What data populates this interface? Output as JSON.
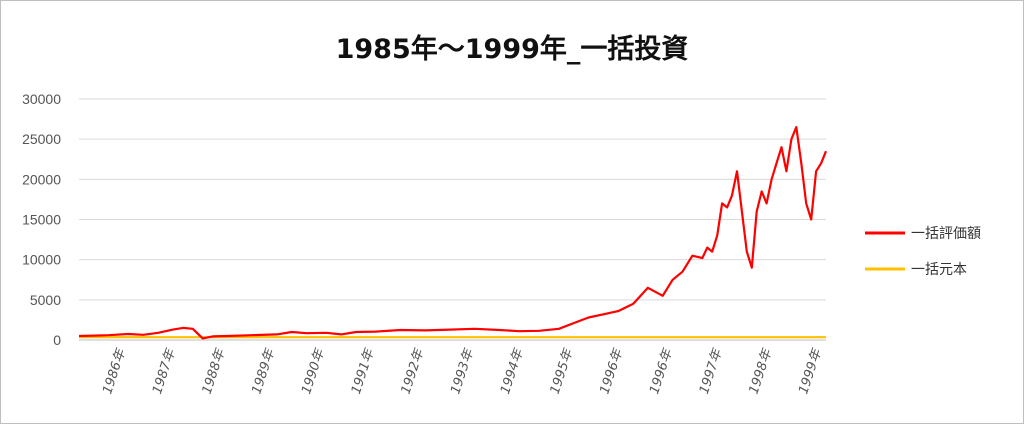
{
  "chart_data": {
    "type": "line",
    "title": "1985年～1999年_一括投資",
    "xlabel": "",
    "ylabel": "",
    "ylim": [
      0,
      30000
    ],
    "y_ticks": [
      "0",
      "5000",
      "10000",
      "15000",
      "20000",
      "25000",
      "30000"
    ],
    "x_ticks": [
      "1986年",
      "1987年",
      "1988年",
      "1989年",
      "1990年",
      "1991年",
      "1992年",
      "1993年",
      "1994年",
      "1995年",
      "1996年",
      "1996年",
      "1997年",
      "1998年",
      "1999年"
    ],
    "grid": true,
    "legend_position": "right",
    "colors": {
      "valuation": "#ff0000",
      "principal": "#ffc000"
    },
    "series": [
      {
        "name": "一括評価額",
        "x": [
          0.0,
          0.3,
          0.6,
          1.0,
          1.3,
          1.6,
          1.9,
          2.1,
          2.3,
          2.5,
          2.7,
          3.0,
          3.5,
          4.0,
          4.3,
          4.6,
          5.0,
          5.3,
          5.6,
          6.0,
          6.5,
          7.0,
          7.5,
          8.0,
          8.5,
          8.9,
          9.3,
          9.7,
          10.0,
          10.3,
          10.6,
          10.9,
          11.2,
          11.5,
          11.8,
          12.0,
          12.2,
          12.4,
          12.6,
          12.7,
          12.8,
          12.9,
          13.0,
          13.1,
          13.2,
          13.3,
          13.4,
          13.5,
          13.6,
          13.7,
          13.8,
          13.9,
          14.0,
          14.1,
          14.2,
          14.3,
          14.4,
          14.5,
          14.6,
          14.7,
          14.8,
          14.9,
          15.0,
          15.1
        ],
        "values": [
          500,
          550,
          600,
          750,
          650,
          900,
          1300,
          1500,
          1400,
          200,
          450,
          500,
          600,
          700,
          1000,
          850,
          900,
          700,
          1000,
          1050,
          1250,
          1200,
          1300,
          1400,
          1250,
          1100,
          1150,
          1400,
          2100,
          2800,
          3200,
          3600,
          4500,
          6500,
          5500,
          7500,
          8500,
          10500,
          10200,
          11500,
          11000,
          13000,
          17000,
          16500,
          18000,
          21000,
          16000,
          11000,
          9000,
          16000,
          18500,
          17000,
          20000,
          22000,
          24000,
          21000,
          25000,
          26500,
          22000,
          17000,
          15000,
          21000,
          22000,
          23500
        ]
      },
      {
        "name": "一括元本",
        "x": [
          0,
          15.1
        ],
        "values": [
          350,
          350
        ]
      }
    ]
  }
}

(SHORT PROBLEM)
Reproduce every line precisely as given, omitting all pictures.

(EXERCISE OUTPUT)
What data populates this interface? Output as JSON.
{
  "chart_data": {
    "type": "line",
    "title": "1985年～1999年_一括投資",
    "xlabel": "",
    "ylabel": "",
    "ylim": [
      0,
      30000
    ],
    "y_ticks": [
      "0",
      "5000",
      "10000",
      "15000",
      "20000",
      "25000",
      "30000"
    ],
    "x_ticks": [
      "1986年",
      "1987年",
      "1988年",
      "1989年",
      "1990年",
      "1991年",
      "1992年",
      "1993年",
      "1994年",
      "1995年",
      "1996年",
      "1996年",
      "1997年",
      "1998年",
      "1999年"
    ],
    "grid": true,
    "legend_position": "right",
    "colors": {
      "valuation": "#ff0000",
      "principal": "#ffc000"
    },
    "series": [
      {
        "name": "一括評価額",
        "x": [
          0.0,
          0.3,
          0.6,
          1.0,
          1.3,
          1.6,
          1.9,
          2.1,
          2.3,
          2.5,
          2.7,
          3.0,
          3.5,
          4.0,
          4.3,
          4.6,
          5.0,
          5.3,
          5.6,
          6.0,
          6.5,
          7.0,
          7.5,
          8.0,
          8.5,
          8.9,
          9.3,
          9.7,
          10.0,
          10.3,
          10.6,
          10.9,
          11.2,
          11.5,
          11.8,
          12.0,
          12.2,
          12.4,
          12.6,
          12.7,
          12.8,
          12.9,
          13.0,
          13.1,
          13.2,
          13.3,
          13.4,
          13.5,
          13.6,
          13.7,
          13.8,
          13.9,
          14.0,
          14.1,
          14.2,
          14.3,
          14.4,
          14.5,
          14.6,
          14.7,
          14.8,
          14.9,
          15.0,
          15.1
        ],
        "values": [
          500,
          550,
          600,
          750,
          650,
          900,
          1300,
          1500,
          1400,
          200,
          450,
          500,
          600,
          700,
          1000,
          850,
          900,
          700,
          1000,
          1050,
          1250,
          1200,
          1300,
          1400,
          1250,
          1100,
          1150,
          1400,
          2100,
          2800,
          3200,
          3600,
          4500,
          6500,
          5500,
          7500,
          8500,
          10500,
          10200,
          11500,
          11000,
          13000,
          17000,
          16500,
          18000,
          21000,
          16000,
          11000,
          9000,
          16000,
          18500,
          17000,
          20000,
          22000,
          24000,
          21000,
          25000,
          26500,
          22000,
          17000,
          15000,
          21000,
          22000,
          23500
        ]
      },
      {
        "name": "一括元本",
        "x": [
          0,
          15.1
        ],
        "values": [
          350,
          350
        ]
      }
    ]
  }
}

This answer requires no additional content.